Exercise prompt
Extract every line of the material that holds the string "right".
— start Records for the task —
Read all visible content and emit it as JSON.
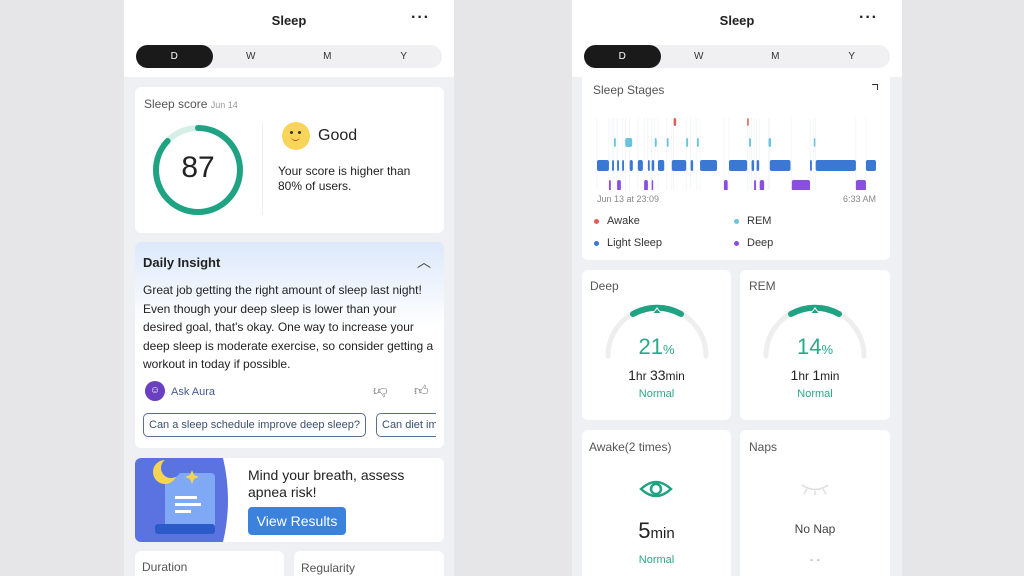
{
  "left": {
    "header": {
      "title": "Sleep",
      "more_icon": "ellipsis-icon"
    },
    "tabs": [
      {
        "label": "D",
        "active": true
      },
      {
        "label": "W"
      },
      {
        "label": "M"
      },
      {
        "label": "Y"
      }
    ],
    "score": {
      "label": "Sleep score",
      "date": "Jun 14",
      "value": "87",
      "fraction": 0.87,
      "rating": "Good",
      "text": "Your score is higher than 80% of users."
    },
    "insight": {
      "title": "Daily Insight",
      "body": "Great job getting the right amount of sleep last night! Even though your deep sleep is lower than your desired goal, that's okay. One way to increase your deep sleep is moderate exercise, so consider getting a workout in today if possible.",
      "ask": "Ask Aura",
      "chips": [
        "Can a sleep schedule improve deep sleep?",
        "Can diet im"
      ]
    },
    "promo": {
      "text": "Mind your breath, assess apnea risk!",
      "button": "View Results"
    },
    "bottom": {
      "duration": "Duration",
      "regularity": "Regularity"
    }
  },
  "right": {
    "header": {
      "title": "Sleep"
    },
    "tabs": [
      {
        "label": "D",
        "active": true
      },
      {
        "label": "W"
      },
      {
        "label": "M"
      },
      {
        "label": "Y"
      }
    ],
    "stages": {
      "title": "Sleep Stages",
      "start_label": "Jun 13 at 23:09",
      "end_label": "6:33 AM",
      "start": "23:09",
      "end": "06:33",
      "legend": [
        {
          "name": "Awake",
          "color": "#e25b57"
        },
        {
          "name": "REM",
          "color": "#6cc3de"
        },
        {
          "name": "Light Sleep",
          "color": "#3a78d4"
        },
        {
          "name": "Deep",
          "color": "#8b4fe0"
        }
      ],
      "segments": {
        "Light": [
          [
            "23:09",
            "23:28"
          ],
          [
            "23:33",
            "23:36"
          ],
          [
            "23:41",
            "23:44"
          ],
          [
            "23:49",
            "23:52"
          ],
          [
            "00:01",
            "00:06"
          ],
          [
            "00:14",
            "00:22"
          ],
          [
            "00:30",
            "00:33"
          ],
          [
            "00:36",
            "00:40"
          ],
          [
            "00:46",
            "00:56"
          ],
          [
            "01:08",
            "01:31"
          ],
          [
            "01:38",
            "01:42"
          ],
          [
            "01:53",
            "02:20"
          ],
          [
            "02:39",
            "03:08"
          ],
          [
            "03:15",
            "03:19"
          ],
          [
            "03:23",
            "03:27"
          ],
          [
            "03:44",
            "04:17"
          ],
          [
            "04:48",
            "04:51"
          ],
          [
            "04:57",
            "06:01"
          ],
          [
            "06:17",
            "06:33"
          ]
        ],
        "REM": [
          [
            "23:36",
            "23:39"
          ],
          [
            "23:54",
            "00:05"
          ],
          [
            "00:41",
            "00:44"
          ],
          [
            "01:00",
            "01:03"
          ],
          [
            "01:31",
            "01:34"
          ],
          [
            "01:48",
            "01:51"
          ],
          [
            "03:11",
            "03:14"
          ],
          [
            "03:42",
            "03:46"
          ],
          [
            "04:54",
            "04:56"
          ]
        ],
        "Deep": [
          [
            "23:28",
            "23:31"
          ],
          [
            "23:41",
            "23:47"
          ],
          [
            "00:24",
            "00:30"
          ],
          [
            "00:36",
            "00:38"
          ],
          [
            "02:31",
            "02:37"
          ],
          [
            "03:19",
            "03:22"
          ],
          [
            "03:28",
            "03:35"
          ],
          [
            "04:19",
            "04:48"
          ],
          [
            "06:01",
            "06:17"
          ]
        ],
        "Awake": [
          [
            "01:11",
            "01:15"
          ],
          [
            "03:08",
            "03:09"
          ]
        ]
      }
    },
    "deep": {
      "label": "Deep",
      "pct": "21",
      "unit": "%",
      "hr": "1",
      "min": "33",
      "hr_unit": "hr ",
      "min_unit": "min",
      "status": "Normal"
    },
    "rem": {
      "label": "REM",
      "pct": "14",
      "unit": "%",
      "hr": "1",
      "min": "1",
      "hr_unit": "hr ",
      "min_unit": "min",
      "status": "Normal"
    },
    "awake": {
      "label": "Awake(2 times)",
      "value": "5",
      "unit": "min",
      "status": "Normal"
    },
    "naps": {
      "label": "Naps",
      "value": "No Nap",
      "sub": "- -"
    },
    "accent": "#1fa383"
  }
}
— end Records for the task —
Task answer
      "body": "Great job getting the right amount of sleep last night! Even though your deep sleep is lower than your desired goal, that's okay. One way to increase your deep sleep is moderate exercise, so consider getting a workout in today if possible.",
  "right": {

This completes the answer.